Aim: Reproduce only the lines that run from the line with "Convert this document image to plain text." to the last line of the material, both ends included, exactly as they appear.

Entries provided:
★ ★ ★ ★ ★
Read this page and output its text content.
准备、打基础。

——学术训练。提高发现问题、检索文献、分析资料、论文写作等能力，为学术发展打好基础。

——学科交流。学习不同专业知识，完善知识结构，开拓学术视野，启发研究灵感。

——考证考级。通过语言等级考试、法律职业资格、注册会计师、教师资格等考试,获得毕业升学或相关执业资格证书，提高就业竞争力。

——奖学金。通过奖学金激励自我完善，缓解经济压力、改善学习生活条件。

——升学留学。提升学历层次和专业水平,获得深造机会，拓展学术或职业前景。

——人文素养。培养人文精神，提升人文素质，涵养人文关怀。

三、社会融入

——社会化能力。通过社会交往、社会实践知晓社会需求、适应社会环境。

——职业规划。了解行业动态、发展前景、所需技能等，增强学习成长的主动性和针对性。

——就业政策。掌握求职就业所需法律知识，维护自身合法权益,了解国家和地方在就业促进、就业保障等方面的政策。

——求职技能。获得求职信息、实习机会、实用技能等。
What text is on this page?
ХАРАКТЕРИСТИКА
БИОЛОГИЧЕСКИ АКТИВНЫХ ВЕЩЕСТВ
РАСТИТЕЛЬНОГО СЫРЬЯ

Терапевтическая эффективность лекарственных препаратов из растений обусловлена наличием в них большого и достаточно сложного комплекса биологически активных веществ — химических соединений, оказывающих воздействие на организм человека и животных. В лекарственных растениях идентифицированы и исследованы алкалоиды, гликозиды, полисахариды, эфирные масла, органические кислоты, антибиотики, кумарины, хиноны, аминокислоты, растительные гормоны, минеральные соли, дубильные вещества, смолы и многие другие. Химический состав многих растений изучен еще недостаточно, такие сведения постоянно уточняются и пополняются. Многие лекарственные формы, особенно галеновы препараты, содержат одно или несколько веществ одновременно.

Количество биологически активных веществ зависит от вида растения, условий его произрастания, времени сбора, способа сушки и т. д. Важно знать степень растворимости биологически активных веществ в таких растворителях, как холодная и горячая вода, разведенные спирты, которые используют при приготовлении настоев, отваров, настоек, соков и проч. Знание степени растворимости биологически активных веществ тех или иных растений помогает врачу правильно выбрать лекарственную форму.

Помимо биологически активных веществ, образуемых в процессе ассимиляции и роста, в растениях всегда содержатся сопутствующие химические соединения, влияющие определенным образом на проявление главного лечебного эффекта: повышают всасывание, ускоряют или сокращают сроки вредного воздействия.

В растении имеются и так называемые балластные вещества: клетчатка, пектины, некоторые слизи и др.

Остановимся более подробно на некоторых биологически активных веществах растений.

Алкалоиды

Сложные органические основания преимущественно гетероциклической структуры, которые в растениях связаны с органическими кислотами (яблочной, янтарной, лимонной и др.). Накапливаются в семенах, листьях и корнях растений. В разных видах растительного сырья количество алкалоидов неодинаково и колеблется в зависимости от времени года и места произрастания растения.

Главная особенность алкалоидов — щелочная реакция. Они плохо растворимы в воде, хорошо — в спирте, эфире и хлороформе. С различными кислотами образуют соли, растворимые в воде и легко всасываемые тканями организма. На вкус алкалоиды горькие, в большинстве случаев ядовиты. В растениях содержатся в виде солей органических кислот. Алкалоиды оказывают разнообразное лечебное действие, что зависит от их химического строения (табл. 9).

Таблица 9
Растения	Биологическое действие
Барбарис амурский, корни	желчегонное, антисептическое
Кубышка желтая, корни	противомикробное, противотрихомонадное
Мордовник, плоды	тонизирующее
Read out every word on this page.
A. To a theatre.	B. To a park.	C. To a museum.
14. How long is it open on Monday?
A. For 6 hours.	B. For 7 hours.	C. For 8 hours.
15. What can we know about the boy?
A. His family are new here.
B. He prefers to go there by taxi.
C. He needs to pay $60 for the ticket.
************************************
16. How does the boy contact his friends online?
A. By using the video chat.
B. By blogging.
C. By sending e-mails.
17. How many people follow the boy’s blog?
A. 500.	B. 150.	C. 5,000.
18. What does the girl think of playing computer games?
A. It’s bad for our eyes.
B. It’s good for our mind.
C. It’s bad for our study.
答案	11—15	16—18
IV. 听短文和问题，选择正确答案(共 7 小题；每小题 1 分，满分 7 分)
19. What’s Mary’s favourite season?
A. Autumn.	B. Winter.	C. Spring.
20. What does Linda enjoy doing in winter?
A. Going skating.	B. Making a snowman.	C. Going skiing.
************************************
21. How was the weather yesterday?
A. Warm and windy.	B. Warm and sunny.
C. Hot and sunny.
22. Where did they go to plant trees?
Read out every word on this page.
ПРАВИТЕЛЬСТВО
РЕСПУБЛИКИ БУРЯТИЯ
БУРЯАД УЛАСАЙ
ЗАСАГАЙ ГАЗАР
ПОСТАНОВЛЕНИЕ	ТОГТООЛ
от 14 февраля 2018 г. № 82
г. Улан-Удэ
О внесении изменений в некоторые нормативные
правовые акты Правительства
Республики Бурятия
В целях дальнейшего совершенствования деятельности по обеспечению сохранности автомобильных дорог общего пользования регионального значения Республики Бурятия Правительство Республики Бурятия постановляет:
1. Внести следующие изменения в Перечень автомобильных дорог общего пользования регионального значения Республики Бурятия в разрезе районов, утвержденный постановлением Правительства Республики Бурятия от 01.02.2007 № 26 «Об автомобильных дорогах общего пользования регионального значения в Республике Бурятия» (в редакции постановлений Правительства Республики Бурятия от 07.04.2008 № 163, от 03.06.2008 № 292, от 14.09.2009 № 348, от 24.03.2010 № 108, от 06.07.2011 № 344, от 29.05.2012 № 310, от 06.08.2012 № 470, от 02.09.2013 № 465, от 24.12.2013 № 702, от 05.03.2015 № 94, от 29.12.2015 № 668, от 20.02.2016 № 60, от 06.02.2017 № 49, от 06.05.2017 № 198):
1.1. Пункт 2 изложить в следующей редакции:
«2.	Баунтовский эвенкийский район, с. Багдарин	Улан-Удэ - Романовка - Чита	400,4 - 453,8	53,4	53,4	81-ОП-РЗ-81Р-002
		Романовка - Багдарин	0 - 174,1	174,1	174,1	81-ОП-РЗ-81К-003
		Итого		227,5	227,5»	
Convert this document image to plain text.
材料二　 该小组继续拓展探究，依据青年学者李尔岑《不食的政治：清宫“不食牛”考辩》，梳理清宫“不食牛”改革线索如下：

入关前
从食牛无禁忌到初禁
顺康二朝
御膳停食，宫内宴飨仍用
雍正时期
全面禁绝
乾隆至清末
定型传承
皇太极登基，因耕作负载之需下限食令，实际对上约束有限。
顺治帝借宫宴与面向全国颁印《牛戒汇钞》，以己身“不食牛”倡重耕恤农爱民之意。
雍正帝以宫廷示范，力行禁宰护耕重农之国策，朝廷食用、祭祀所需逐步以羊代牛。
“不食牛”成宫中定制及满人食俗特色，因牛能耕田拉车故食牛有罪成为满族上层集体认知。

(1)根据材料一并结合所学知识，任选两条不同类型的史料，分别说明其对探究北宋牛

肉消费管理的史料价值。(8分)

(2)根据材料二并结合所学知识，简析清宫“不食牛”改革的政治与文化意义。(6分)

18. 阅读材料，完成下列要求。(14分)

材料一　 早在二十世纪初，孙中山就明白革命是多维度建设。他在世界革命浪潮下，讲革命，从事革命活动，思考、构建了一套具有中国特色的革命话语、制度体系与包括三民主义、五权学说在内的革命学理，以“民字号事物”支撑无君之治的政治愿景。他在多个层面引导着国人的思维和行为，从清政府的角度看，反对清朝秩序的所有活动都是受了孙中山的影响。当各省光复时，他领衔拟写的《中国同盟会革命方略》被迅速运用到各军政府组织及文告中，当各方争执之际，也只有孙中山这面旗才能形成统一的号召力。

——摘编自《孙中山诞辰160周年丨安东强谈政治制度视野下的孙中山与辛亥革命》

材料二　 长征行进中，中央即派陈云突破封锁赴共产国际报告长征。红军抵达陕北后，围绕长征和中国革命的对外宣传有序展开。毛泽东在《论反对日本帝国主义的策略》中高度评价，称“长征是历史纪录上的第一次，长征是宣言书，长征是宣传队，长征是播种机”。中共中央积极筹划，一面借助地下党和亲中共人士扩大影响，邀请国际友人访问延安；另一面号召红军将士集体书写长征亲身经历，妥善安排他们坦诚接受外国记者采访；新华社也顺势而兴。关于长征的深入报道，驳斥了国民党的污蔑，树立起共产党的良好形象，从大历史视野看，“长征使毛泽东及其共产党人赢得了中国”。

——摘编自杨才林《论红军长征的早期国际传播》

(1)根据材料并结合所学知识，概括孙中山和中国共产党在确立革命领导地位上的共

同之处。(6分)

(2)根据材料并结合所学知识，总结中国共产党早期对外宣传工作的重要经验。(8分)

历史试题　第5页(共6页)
★ ★ ★ ★ ★
Exercise output:
Convert this document image to plain text.
材料二　 该小组继续拓展探究，依据青年学者李尔岑《不食的政治：清宫“不食牛”考辩》，梳理清宫“不食牛”改革线索如下：

入关前
从食牛无禁忌到初禁
顺康二朝
御膳停食，宫内宴飨仍用
雍正时期
全面禁绝
乾隆至清末
定型传承
皇太极登基，因耕作负载之需下限食令，实际对上约束有限。
顺治帝借宫宴与面向全国颁印《牛戒汇钞》，以己身“不食牛”倡重耕恤农爱民之意。
雍正帝以宫廷示范，力行禁宰护耕重农之国策，朝廷食用、祭祀所需逐步以羊代牛。
“不食牛”成宫中定制及满人食俗特色，因牛能耕田拉车故食牛有罪成为满族上层集体认知。

(1)根据材料一并结合所学知识，任选两条不同类型的史料，分别说明其对探究北宋牛

肉消费管理的史料价值。(8分)

(2)根据材料二并结合所学知识，简析清宫“不食牛”改革的政治与文化意义。(6分)

18. 阅读材料，完成下列要求。(14分)

材料一　 早在二十世纪初，孙中山就明白革命是多维度建设。他在世界革命浪潮下，讲革命，从事革命活动，思考、构建了一套具有中国特色的革命话语、制度体系与包括三民主义、五权学说在内的革命学理，以“民字号事物”支撑无君之治的政治愿景。他在多个层面引导着国人的思维和行为，从清政府的角度看，反对清朝秩序的所有活动都是受了孙中山的影响。当各省光复时，他领衔拟写的《中国同盟会革命方略》被迅速运用到各军政府组织及文告中，当各方争执之际，也只有孙中山这面旗才能形成统一的号召力。

——摘编自《孙中山诞辰160周年丨安东强谈政治制度视野下的孙中山与辛亥革命》

材料二　 长征行进中，中央即派陈云突破封锁赴共产国际报告长征。红军抵达陕北后，围绕长征和中国革命的对外宣传有序展开。毛泽东在《论反对日本帝国主义的策略》中高度评价，称“长征是历史纪录上的第一次，长征是宣言书，长征是宣传队，长征是播种机”。中共中央积极筹划，一面借助地下党和亲中共人士扩大影响，邀请国际友人访问延安；另一面号召红军将士集体书写长征亲身经历，妥善安排他们坦诚接受外国记者采访；新华社也顺势而兴。关于长征的深入报道，驳斥了国民党的污蔑，树立起共产党的良好形象，从大历史视野看，“长征使毛泽东及其共产党人赢得了中国”。

——摘编自杨才林《论红军长征的早期国际传播》

(1)根据材料并结合所学知识，概括孙中山和中国共产党在确立革命领导地位上的共

同之处。(6分)

(2)根据材料并结合所学知识，总结中国共产党早期对外宣传工作的重要经验。(8分)

历史试题　第5页(共6页)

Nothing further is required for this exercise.